▶ TO DO:
Check each line below for the word "first" and give the number of lines that have it, nothing more.

□ □ □ □

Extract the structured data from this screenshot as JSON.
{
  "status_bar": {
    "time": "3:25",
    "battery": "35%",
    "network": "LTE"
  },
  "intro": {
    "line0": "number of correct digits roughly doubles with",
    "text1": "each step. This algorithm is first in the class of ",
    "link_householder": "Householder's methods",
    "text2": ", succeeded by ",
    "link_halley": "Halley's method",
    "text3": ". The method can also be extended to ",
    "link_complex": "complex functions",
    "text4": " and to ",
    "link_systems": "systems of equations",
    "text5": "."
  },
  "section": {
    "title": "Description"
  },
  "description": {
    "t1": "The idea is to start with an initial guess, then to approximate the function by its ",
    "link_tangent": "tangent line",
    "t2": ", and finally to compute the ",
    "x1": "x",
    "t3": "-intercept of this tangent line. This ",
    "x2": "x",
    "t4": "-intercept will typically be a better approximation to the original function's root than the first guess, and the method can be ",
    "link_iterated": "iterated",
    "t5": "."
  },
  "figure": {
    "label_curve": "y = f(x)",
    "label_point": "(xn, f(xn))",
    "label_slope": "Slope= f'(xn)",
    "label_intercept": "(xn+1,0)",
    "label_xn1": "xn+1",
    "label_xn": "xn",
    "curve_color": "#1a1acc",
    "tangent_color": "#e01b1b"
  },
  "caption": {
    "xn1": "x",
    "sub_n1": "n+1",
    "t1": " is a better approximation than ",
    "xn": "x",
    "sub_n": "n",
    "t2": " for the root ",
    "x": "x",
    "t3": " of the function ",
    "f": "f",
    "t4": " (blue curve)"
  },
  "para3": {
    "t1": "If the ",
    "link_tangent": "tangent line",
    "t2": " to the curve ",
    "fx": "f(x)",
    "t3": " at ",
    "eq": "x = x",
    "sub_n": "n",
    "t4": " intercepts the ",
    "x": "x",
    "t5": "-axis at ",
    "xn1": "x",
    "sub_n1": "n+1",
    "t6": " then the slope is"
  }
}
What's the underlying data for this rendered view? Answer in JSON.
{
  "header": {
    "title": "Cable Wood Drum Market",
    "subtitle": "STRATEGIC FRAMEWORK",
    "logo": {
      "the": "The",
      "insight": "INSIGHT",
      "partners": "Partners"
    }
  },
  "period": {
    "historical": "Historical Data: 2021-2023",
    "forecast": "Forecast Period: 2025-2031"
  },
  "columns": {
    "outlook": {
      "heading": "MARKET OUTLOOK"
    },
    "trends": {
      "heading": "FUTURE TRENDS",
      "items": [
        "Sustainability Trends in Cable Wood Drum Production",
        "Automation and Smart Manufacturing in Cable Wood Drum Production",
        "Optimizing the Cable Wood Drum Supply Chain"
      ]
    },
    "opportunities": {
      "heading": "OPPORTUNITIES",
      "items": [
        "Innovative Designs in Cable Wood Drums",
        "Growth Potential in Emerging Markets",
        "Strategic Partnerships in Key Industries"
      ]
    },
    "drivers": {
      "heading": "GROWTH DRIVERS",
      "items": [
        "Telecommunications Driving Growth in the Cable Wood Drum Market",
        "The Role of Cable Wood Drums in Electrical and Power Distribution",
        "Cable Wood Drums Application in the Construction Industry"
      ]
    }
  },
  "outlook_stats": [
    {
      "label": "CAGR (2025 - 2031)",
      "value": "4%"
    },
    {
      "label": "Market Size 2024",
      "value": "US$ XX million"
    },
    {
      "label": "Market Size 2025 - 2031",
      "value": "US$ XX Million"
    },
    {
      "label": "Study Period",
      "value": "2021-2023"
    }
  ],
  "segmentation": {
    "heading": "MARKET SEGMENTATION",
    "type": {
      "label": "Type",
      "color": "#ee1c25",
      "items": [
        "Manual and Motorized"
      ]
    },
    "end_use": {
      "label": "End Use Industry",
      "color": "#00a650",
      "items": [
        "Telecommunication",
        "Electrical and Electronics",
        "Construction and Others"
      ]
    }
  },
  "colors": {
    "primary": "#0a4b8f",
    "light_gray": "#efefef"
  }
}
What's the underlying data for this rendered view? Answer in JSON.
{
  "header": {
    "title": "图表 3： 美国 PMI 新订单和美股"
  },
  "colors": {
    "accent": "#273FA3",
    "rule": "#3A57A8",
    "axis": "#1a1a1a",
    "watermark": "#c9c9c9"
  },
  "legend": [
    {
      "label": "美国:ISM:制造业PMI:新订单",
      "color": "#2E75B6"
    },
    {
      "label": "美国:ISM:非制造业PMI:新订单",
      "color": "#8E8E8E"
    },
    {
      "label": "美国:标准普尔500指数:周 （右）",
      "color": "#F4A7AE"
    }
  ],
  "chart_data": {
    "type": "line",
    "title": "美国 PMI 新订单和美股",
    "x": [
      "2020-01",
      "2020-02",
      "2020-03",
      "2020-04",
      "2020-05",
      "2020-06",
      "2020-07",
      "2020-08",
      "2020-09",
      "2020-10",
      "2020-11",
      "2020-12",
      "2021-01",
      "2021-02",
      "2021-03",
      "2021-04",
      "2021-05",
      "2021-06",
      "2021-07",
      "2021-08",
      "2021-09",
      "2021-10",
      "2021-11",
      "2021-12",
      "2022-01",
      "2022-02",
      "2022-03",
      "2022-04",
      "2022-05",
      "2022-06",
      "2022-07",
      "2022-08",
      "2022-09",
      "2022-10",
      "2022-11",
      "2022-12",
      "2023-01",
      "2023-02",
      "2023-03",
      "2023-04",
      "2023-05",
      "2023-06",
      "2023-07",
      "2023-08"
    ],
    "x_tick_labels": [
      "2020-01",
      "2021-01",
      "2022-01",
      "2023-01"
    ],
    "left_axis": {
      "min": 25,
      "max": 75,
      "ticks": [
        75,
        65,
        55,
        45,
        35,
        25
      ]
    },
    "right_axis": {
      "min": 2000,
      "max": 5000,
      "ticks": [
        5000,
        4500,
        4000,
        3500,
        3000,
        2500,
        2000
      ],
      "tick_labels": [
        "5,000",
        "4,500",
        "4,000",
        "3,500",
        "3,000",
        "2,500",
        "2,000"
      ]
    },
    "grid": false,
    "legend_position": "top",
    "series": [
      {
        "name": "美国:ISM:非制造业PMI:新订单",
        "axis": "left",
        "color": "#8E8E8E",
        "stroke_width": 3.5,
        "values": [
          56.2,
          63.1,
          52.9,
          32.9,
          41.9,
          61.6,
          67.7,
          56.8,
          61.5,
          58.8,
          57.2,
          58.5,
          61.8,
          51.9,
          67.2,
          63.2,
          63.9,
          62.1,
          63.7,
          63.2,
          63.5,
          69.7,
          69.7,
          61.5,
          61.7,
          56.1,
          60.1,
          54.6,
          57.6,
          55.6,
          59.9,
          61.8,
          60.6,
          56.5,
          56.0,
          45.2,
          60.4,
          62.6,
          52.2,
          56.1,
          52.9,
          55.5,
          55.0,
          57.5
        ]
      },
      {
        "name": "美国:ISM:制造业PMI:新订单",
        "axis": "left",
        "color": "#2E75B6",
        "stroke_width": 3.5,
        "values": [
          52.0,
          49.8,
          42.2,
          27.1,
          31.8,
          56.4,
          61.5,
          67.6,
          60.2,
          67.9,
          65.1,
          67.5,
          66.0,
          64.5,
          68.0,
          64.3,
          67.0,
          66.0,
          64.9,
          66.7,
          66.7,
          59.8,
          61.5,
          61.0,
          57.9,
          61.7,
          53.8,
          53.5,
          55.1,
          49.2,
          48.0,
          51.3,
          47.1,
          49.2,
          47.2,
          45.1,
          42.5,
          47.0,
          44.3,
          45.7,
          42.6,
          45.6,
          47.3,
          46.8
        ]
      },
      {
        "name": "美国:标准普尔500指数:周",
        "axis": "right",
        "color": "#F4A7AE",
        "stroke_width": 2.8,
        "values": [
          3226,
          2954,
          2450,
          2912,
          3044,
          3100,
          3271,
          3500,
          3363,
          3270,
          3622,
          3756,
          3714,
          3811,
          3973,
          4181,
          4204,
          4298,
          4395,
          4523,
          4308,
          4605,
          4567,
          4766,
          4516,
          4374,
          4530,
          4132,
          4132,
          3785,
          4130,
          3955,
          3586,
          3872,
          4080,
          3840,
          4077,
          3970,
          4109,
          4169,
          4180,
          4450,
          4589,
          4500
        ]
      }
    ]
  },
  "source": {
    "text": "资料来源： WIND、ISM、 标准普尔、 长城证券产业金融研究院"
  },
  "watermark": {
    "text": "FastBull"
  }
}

□ □ □ □

▶ REPLY TO THE EXERCISE:
2